AIM OF THE TASK: Return every record verbatim.

────────

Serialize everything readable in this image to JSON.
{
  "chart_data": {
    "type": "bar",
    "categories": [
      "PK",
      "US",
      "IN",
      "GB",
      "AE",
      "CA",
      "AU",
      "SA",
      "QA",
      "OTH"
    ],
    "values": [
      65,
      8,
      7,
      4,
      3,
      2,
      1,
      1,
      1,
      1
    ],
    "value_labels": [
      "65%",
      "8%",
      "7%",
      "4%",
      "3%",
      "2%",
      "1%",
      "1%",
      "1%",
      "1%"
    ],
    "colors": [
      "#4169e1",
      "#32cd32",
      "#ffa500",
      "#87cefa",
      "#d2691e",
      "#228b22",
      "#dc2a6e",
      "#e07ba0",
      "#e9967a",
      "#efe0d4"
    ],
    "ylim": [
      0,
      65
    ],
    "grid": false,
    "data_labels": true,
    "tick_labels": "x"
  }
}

────────

PROBLEM SOLUTION:
Serialize everything readable in this image to JSON.
{
  "chart_data": {
    "type": "bar",
    "categories": [
      "PK",
      "US",
      "IN",
      "GB",
      "AE",
      "CA",
      "AU",
      "SA",
      "QA",
      "OTH"
    ],
    "values": [
      65,
      8,
      7,
      4,
      3,
      2,
      1,
      1,
      1,
      1
    ],
    "value_labels": [
      "65%",
      "8%",
      "7%",
      "4%",
      "3%",
      "2%",
      "1%",
      "1%",
      "1%",
      "1%"
    ],
    "colors": [
      "#4169e1",
      "#32cd32",
      "#ffa500",
      "#87cefa",
      "#d2691e",
      "#228b22",
      "#dc2a6e",
      "#e07ba0",
      "#e9967a",
      "#efe0d4"
    ],
    "ylim": [
      0,
      65
    ],
    "grid": false,
    "data_labels": true,
    "tick_labels": "x"
  }
}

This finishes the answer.